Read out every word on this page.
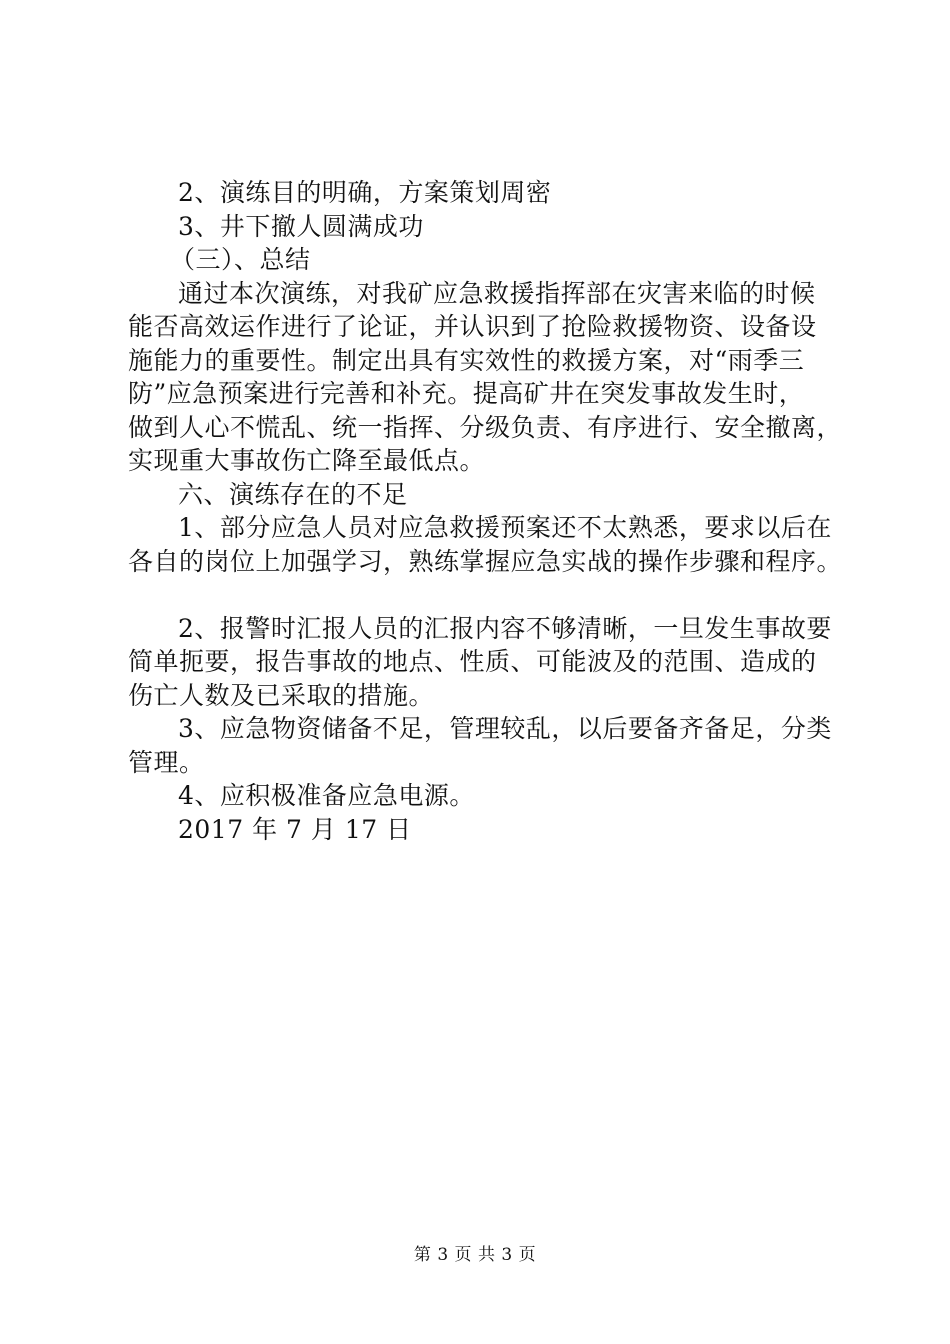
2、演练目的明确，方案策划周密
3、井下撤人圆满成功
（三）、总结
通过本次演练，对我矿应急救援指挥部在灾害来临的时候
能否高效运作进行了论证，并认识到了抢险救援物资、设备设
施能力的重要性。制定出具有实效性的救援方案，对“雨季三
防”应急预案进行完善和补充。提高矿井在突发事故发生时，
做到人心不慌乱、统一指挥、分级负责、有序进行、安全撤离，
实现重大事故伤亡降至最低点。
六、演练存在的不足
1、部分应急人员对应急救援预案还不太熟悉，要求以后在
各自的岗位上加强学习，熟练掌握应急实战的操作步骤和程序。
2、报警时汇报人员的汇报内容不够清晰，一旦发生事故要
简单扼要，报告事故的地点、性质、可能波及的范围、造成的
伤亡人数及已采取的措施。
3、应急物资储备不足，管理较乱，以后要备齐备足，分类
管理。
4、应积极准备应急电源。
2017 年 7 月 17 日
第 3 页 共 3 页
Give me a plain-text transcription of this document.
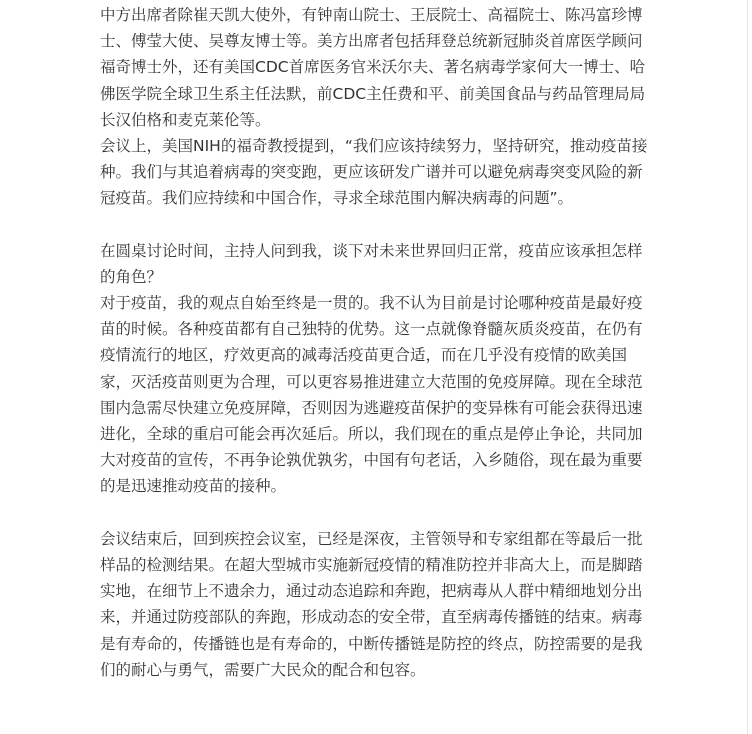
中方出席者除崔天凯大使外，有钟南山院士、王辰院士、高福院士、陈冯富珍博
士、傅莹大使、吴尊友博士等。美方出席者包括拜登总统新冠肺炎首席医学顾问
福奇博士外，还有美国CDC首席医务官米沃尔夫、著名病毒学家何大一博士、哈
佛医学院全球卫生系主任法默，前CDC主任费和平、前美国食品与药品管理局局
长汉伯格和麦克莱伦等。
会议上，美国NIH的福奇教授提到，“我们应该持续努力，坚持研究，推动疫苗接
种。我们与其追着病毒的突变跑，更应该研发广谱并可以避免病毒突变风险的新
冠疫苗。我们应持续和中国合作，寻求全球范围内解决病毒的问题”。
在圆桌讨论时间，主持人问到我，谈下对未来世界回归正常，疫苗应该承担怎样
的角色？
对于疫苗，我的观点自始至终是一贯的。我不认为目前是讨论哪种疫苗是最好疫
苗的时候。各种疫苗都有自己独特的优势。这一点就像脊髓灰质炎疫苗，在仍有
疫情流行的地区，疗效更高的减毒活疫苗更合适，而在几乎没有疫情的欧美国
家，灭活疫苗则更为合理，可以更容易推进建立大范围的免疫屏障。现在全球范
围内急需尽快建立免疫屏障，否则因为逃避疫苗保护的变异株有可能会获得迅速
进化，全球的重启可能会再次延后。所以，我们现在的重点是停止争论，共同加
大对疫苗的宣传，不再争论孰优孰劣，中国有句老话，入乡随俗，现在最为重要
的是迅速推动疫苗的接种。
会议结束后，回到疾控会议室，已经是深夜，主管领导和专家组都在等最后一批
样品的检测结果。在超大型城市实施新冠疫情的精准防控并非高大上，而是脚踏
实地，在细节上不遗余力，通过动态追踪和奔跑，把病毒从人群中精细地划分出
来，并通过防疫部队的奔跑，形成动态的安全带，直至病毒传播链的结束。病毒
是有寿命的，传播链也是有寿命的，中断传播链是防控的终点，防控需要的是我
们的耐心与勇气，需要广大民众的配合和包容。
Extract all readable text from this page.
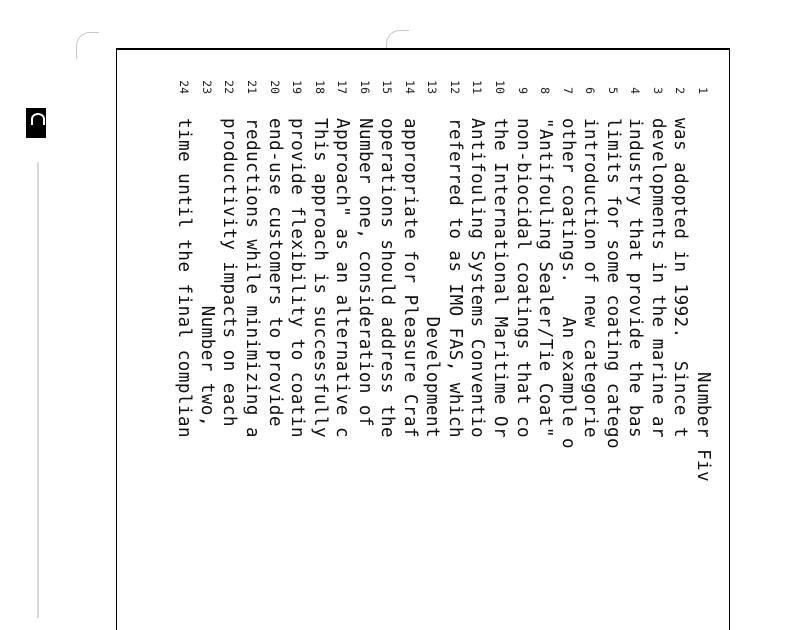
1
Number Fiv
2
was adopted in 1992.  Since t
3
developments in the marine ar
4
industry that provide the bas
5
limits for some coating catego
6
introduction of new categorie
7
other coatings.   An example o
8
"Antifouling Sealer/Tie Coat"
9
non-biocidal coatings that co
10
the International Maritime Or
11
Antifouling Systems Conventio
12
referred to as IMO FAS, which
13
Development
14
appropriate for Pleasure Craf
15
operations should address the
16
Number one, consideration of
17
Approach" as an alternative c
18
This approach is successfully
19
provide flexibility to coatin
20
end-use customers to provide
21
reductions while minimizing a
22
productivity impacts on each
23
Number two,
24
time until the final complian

★ ★ ★ ★ ★

Your copy of the data above should match it exactly, except that pictures are left out.

Read out every word on this page.
2、演练目的明确，方案策划周密
3、井下撤人圆满成功
（三）、总结
通过本次演练，对我矿应急救援指挥部在灾害来临的时候
能否高效运作进行了论证，并认识到了抢险救援物资、设备设
施能力的重要性。制定出具有实效性的救援方案，对“雨季三
防”应急预案进行完善和补充。提高矿井在突发事故发生时，
做到人心不慌乱、统一指挥、分级负责、有序进行、安全撤离，
实现重大事故伤亡降至最低点。
六、演练存在的不足
1、部分应急人员对应急救援预案还不太熟悉，要求以后在
各自的岗位上加强学习，熟练掌握应急实战的操作步骤和程序。
2、报警时汇报人员的汇报内容不够清晰，一旦发生事故要
简单扼要，报告事故的地点、性质、可能波及的范围、造成的
伤亡人数及已采取的措施。
3、应急物资储备不足，管理较乱，以后要备齐备足，分类
管理。
4、应积极准备应急电源。
2017 年 7 月 17 日
第 3 页 共 3 页
Give me a plain-text transcription of this document.
中方出席者除崔天凯大使外，有钟南山院士、王辰院士、高福院士、陈冯富珍博
士、傅莹大使、吴尊友博士等。美方出席者包括拜登总统新冠肺炎首席医学顾问
福奇博士外，还有美国CDC首席医务官米沃尔夫、著名病毒学家何大一博士、哈
佛医学院全球卫生系主任法默，前CDC主任费和平、前美国食品与药品管理局局
长汉伯格和麦克莱伦等。
会议上，美国NIH的福奇教授提到，“我们应该持续努力，坚持研究，推动疫苗接
种。我们与其追着病毒的突变跑，更应该研发广谱并可以避免病毒突变风险的新
冠疫苗。我们应持续和中国合作，寻求全球范围内解决病毒的问题”。
在圆桌讨论时间，主持人问到我，谈下对未来世界回归正常，疫苗应该承担怎样
的角色？
对于疫苗，我的观点自始至终是一贯的。我不认为目前是讨论哪种疫苗是最好疫
苗的时候。各种疫苗都有自己独特的优势。这一点就像脊髓灰质炎疫苗，在仍有
疫情流行的地区，疗效更高的减毒活疫苗更合适，而在几乎没有疫情的欧美国
家，灭活疫苗则更为合理，可以更容易推进建立大范围的免疫屏障。现在全球范
围内急需尽快建立免疫屏障，否则因为逃避疫苗保护的变异株有可能会获得迅速
进化，全球的重启可能会再次延后。所以，我们现在的重点是停止争论，共同加
大对疫苗的宣传，不再争论孰优孰劣，中国有句老话，入乡随俗，现在最为重要
的是迅速推动疫苗的接种。
会议结束后，回到疾控会议室，已经是深夜，主管领导和专家组都在等最后一批
样品的检测结果。在超大型城市实施新冠疫情的精准防控并非高大上，而是脚踏
实地，在细节上不遗余力，通过动态追踪和奔跑，把病毒从人群中精细地划分出
来，并通过防疫部队的奔跑，形成动态的安全带，直至病毒传播链的结束。病毒
是有寿命的，传播链也是有寿命的，中断传播链是防控的终点，防控需要的是我
们的耐心与勇气，需要广大民众的配合和包容。
Extract all readable text from this page.
1
Number Fiv
2
was adopted in 1992.  Since t
3
developments in the marine ar
4
industry that provide the bas
5
limits for some coating catego
6
introduction of new categorie
7
other coatings.   An example o
8
"Antifouling Sealer/Tie Coat"
9
non-biocidal coatings that co
10
the International Maritime Or
11
Antifouling Systems Conventio
12
referred to as IMO FAS, which
13
Development
14
appropriate for Pleasure Craf
15
operations should address the
16
Number one, consideration of
17
Approach" as an alternative c
18
This approach is successfully
19
provide flexibility to coatin
20
end-use customers to provide
21
reductions while minimizing a
22
productivity impacts on each
23
Number two,
24
time until the final complian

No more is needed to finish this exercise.